BEGIN Listed records

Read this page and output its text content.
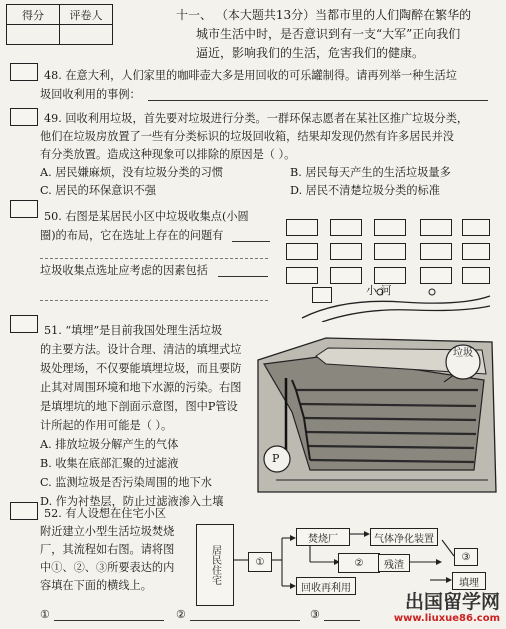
得分	评卷人
		十一、 （本大题共13分）当都市里的人们陶醉在繁华的
城市生活中时，是否意识到有一支“大军”正向我们
逼近，影响我们的生活，危害我们的健康。
48. 在意大利，人们家里的咖啡壶大多是用回收的可乐罐制得。请再列举一种生活垃
圾回收利用的事例：
49. 回收利用垃圾，首先要对垃圾进行分类。一群环保志愿者在某社区推广垃圾分类，
他们在垃圾房放置了一些有分类标识的垃圾回收箱，结果却发现仍然有许多居民并没
有分类放置。造成这种现象可以排除的原因是（ ）。
A. 居民嫌麻烦，没有垃圾分类的习惯	B. 居民每天产生的生活垃圾量多
C. 居民的环保意识不强	D. 居民不清楚垃圾分类的标准
50. 右图是某居民小区中垃圾收集点(小圆
圈)的布局，它在选址上存在的问题有
垃圾收集点选址应考虑的因素包括
小 河
51. “填埋”是目前我国处理生活垃圾
的主要方法。设计合理、清洁的填埋式垃
圾处理场，不仅要能填埋垃圾，而且要防
止其对周围环境和地下水源的污染。右图
是填埋坑的地下剖面示意图，图中P管设
计所起的作用可能是（ ）。
A. 排放垃圾分解产生的气体
B. 收集在底部汇聚的过滤液
C. 监测垃圾是否污染周围的地下水
D. 作为衬垫层，防止过滤液渗入土壤
垃圾
P
52. 有人设想在住宅小区
附近建立小型生活垃圾焚烧
厂，其流程如右图。请将图
中①、②、③所要表达的内
容填在下面的横线上。
居民住宅	①
焚烧厂
回收再利用
气体净化装置
②	残渣
③
填埋
①	②	③
出国留学网
www.liuxue86.com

END Listed records

■ Instructions for the task: Pictures stay out; repeat all the rest of the records exactly.

■ Result:
Read this page and output its text content.
得分	评卷人
		十一、 （本大题共13分）当都市里的人们陶醉在繁华的
城市生活中时，是否意识到有一支“大军”正向我们
逼近，影响我们的生活，危害我们的健康。
48. 在意大利，人们家里的咖啡壶大多是用回收的可乐罐制得。请再列举一种生活垃
圾回收利用的事例：
49. 回收利用垃圾，首先要对垃圾进行分类。一群环保志愿者在某社区推广垃圾分类，
他们在垃圾房放置了一些有分类标识的垃圾回收箱，结果却发现仍然有许多居民并没
有分类放置。造成这种现象可以排除的原因是（ ）。
A. 居民嫌麻烦，没有垃圾分类的习惯	B. 居民每天产生的生活垃圾量多
C. 居民的环保意识不强	D. 居民不清楚垃圾分类的标准
50. 右图是某居民小区中垃圾收集点(小圆
圈)的布局，它在选址上存在的问题有
垃圾收集点选址应考虑的因素包括
小 河
51. “填埋”是目前我国处理生活垃圾
的主要方法。设计合理、清洁的填埋式垃
圾处理场，不仅要能填埋垃圾，而且要防
止其对周围环境和地下水源的污染。右图
是填埋坑的地下剖面示意图，图中P管设
计所起的作用可能是（ ）。
A. 排放垃圾分解产生的气体
B. 收集在底部汇聚的过滤液
C. 监测垃圾是否污染周围的地下水
D. 作为衬垫层，防止过滤液渗入土壤
垃圾
P
52. 有人设想在住宅小区
附近建立小型生活垃圾焚烧
厂，其流程如右图。请将图
中①、②、③所要表达的内
容填在下面的横线上。
居民住宅	①
焚烧厂
回收再利用
气体净化装置
②	残渣
③
填埋
①	②	③
出国留学网
www.liuxue86.com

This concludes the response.